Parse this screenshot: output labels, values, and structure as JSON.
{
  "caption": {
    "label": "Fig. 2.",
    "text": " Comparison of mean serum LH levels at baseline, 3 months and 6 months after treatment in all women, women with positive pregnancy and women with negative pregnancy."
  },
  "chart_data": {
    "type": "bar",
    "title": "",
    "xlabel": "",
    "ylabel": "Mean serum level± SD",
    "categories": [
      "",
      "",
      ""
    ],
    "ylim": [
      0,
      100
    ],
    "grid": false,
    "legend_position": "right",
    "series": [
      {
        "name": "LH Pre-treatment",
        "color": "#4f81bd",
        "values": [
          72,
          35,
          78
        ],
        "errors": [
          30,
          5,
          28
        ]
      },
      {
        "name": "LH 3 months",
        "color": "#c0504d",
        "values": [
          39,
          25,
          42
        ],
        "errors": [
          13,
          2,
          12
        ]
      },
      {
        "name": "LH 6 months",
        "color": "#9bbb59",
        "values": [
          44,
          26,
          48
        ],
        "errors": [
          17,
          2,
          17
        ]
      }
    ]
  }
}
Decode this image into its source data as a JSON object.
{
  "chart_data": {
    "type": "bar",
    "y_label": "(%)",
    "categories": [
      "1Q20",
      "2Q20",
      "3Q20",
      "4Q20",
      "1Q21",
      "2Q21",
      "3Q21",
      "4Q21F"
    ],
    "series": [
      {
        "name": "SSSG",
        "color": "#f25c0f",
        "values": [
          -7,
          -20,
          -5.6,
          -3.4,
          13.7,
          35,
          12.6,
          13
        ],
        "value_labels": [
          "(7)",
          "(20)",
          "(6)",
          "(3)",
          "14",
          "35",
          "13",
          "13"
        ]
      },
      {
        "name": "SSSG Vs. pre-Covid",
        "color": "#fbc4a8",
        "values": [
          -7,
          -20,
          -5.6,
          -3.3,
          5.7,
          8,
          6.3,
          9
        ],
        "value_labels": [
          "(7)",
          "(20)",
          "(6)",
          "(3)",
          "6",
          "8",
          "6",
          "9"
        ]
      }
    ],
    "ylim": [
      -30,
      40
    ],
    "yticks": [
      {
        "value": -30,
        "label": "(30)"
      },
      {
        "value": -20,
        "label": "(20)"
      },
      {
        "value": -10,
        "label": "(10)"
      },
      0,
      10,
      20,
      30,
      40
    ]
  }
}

■ ■ ■ ■ ■

• _WRITTEN INSTRUCTION_
Each entry above is to be printed again exactly.

• _TASK RESPONSE_
Parse this screenshot: output labels, values, and structure as JSON.
{
  "caption": {
    "label": "Fig. 2.",
    "text": " Comparison of mean serum LH levels at baseline, 3 months and 6 months after treatment in all women, women with positive pregnancy and women with negative pregnancy."
  },
  "chart_data": {
    "type": "bar",
    "title": "",
    "xlabel": "",
    "ylabel": "Mean serum level± SD",
    "categories": [
      "",
      "",
      ""
    ],
    "ylim": [
      0,
      100
    ],
    "grid": false,
    "legend_position": "right",
    "series": [
      {
        "name": "LH Pre-treatment",
        "color": "#4f81bd",
        "values": [
          72,
          35,
          78
        ],
        "errors": [
          30,
          5,
          28
        ]
      },
      {
        "name": "LH 3 months",
        "color": "#c0504d",
        "values": [
          39,
          25,
          42
        ],
        "errors": [
          13,
          2,
          12
        ]
      },
      {
        "name": "LH 6 months",
        "color": "#9bbb59",
        "values": [
          44,
          26,
          48
        ],
        "errors": [
          17,
          2,
          17
        ]
      }
    ]
  }
}
Decode this image into its source data as a JSON object.
{
  "chart_data": {
    "type": "bar",
    "y_label": "(%)",
    "categories": [
      "1Q20",
      "2Q20",
      "3Q20",
      "4Q20",
      "1Q21",
      "2Q21",
      "3Q21",
      "4Q21F"
    ],
    "series": [
      {
        "name": "SSSG",
        "color": "#f25c0f",
        "values": [
          -7,
          -20,
          -5.6,
          -3.4,
          13.7,
          35,
          12.6,
          13
        ],
        "value_labels": [
          "(7)",
          "(20)",
          "(6)",
          "(3)",
          "14",
          "35",
          "13",
          "13"
        ]
      },
      {
        "name": "SSSG Vs. pre-Covid",
        "color": "#fbc4a8",
        "values": [
          -7,
          -20,
          -5.6,
          -3.3,
          5.7,
          8,
          6.3,
          9
        ],
        "value_labels": [
          "(7)",
          "(20)",
          "(6)",
          "(3)",
          "6",
          "8",
          "6",
          "9"
        ]
      }
    ],
    "ylim": [
      -30,
      40
    ],
    "yticks": [
      {
        "value": -30,
        "label": "(30)"
      },
      {
        "value": -20,
        "label": "(20)"
      },
      {
        "value": -10,
        "label": "(10)"
      },
      0,
      10,
      20,
      30,
      40
    ]
  }
}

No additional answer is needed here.